(Figure contents as structured data)
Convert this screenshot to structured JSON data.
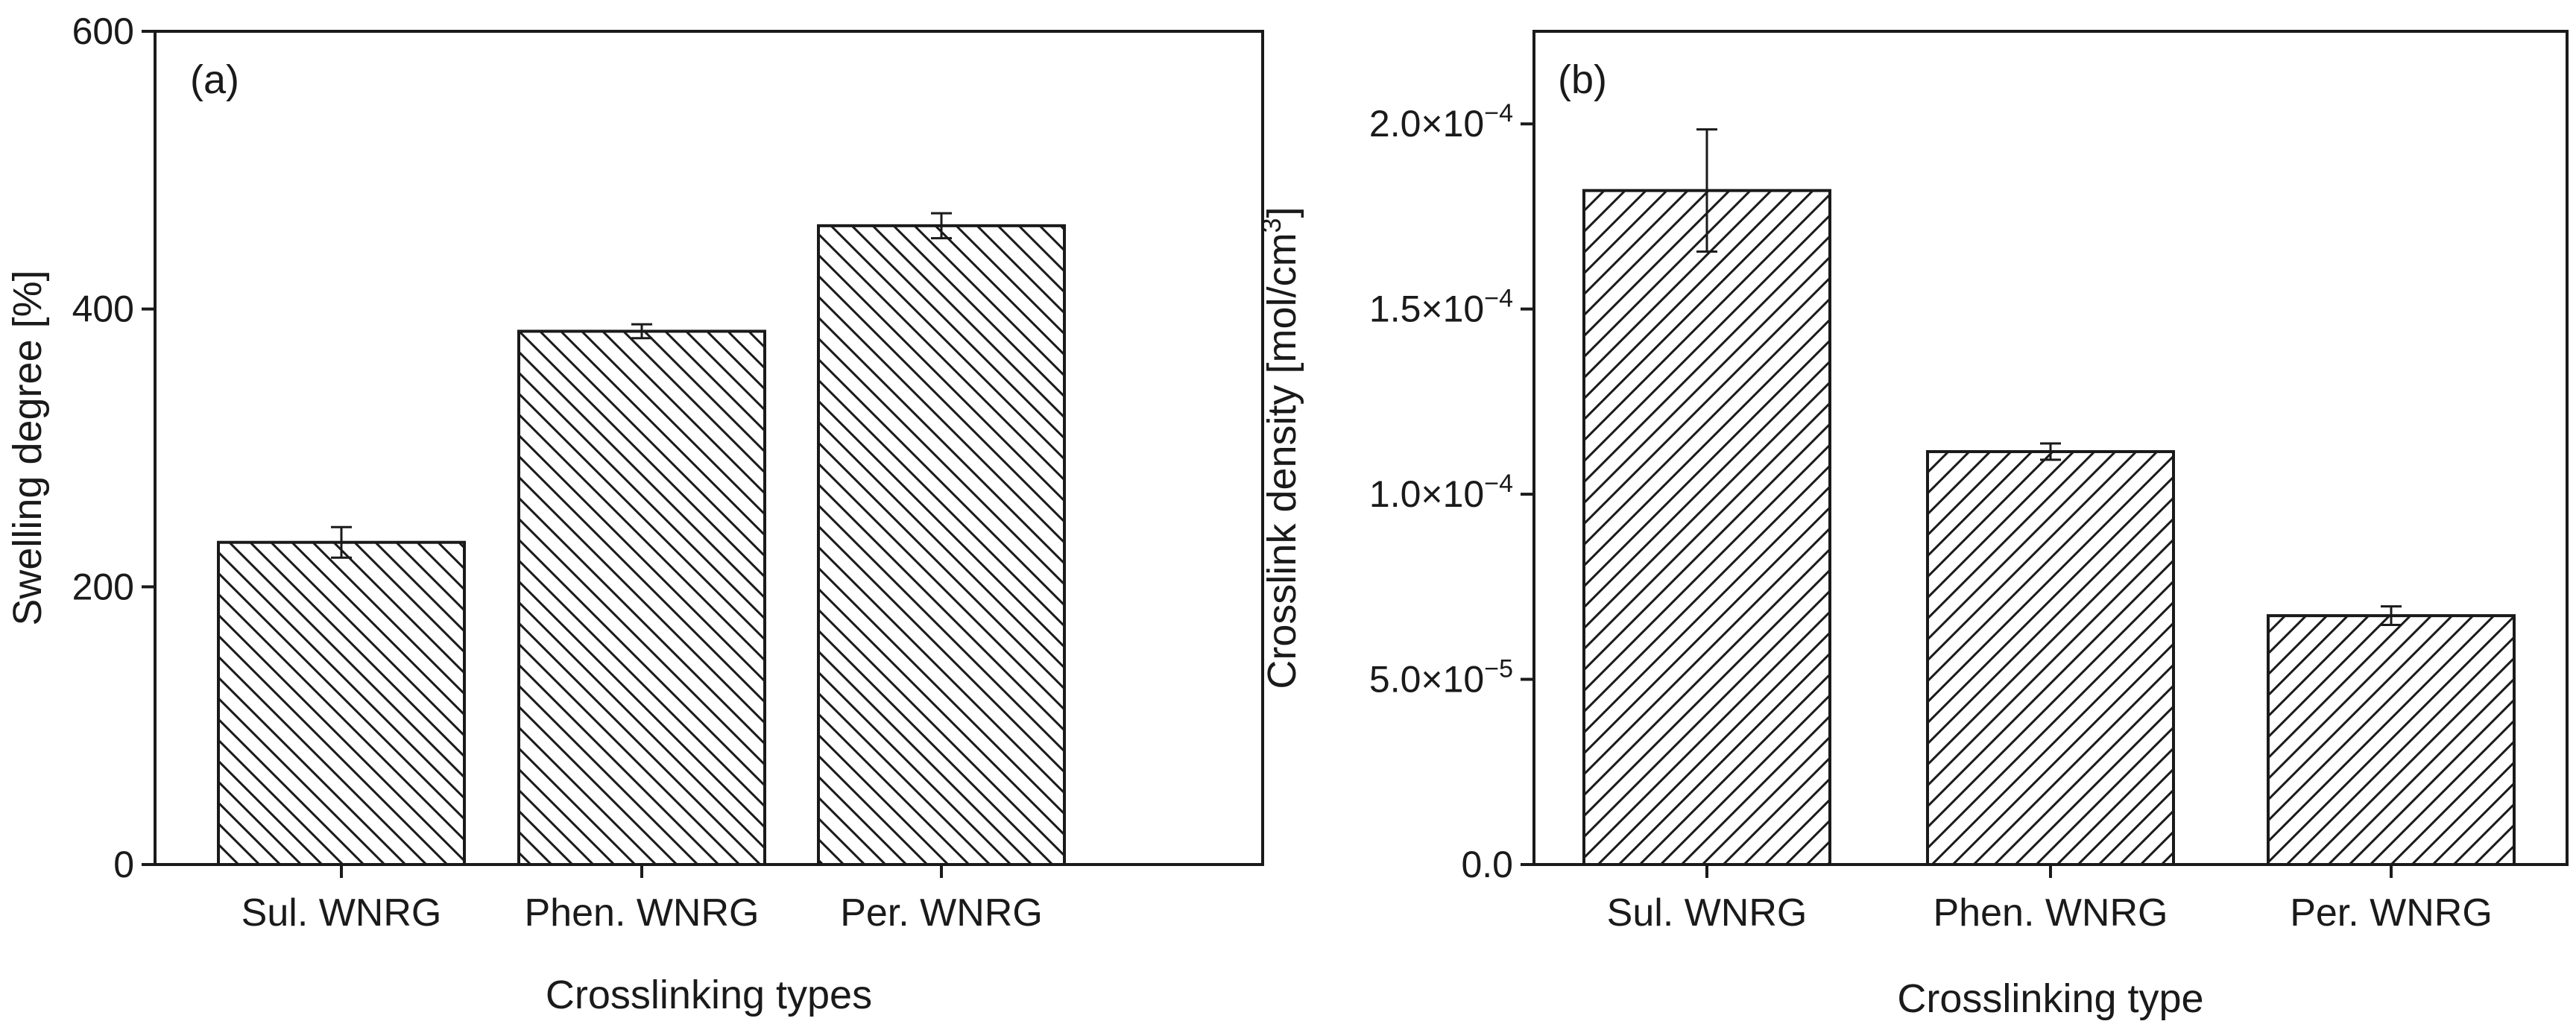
{
  "chart_data": [
    {
      "type": "bar",
      "panel_label": "(a)",
      "categories": [
        "Sul. WNRG",
        "Phen. WNRG",
        "Per. WNRG"
      ],
      "values": [
        232,
        384,
        460
      ],
      "errors": [
        11,
        5,
        9
      ],
      "xlabel": "Crosslinking types",
      "ylabel": "Swelling degree [%]",
      "ylim": [
        0,
        600
      ],
      "yticks": [
        0,
        200,
        400,
        600
      ],
      "ytick_labels": [
        "0",
        "200",
        "400",
        "600"
      ],
      "bar_fill": "hatched (back-diagonal)",
      "bar_color": "#ffffff",
      "edge_color": "#1a1a1a",
      "grid": false,
      "legend": "none"
    },
    {
      "type": "bar",
      "panel_label": "(b)",
      "categories": [
        "Sul. WNRG",
        "Phen. WNRG",
        "Per. WNRG"
      ],
      "values": [
        0.000182,
        0.0001115,
        6.72e-05
      ],
      "errors": [
        1.65e-05,
        2.2e-06,
        2.5e-06
      ],
      "xlabel": "Crosslinking type",
      "ylabel": "Crosslink density [mol/cm",
      "ylabel_sup": "3",
      "ylabel_end": "]",
      "ylim": [
        0,
        0.000225
      ],
      "yticks": [
        0,
        5e-05,
        0.0001,
        0.00015,
        0.0002
      ],
      "ytick_labels": [
        {
          "mant": "0.0",
          "exp": ""
        },
        {
          "mant": "5.0×10",
          "exp": "−5"
        },
        {
          "mant": "1.0×10",
          "exp": "−4"
        },
        {
          "mant": "1.5×10",
          "exp": "−4"
        },
        {
          "mant": "2.0×10",
          "exp": "−4"
        }
      ],
      "bar_fill": "hatched (forward-diagonal)",
      "bar_color": "#ffffff",
      "edge_color": "#1a1a1a",
      "grid": false,
      "legend": "none"
    }
  ]
}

- _WHAT YOU NEED TO DO_
Where a line holds the string "hatched", copy that line.

- _TASK ANSWER_
      "bar_fill": "hatched (back-diagonal)",
      "bar_fill": "hatched (forward-diagonal)",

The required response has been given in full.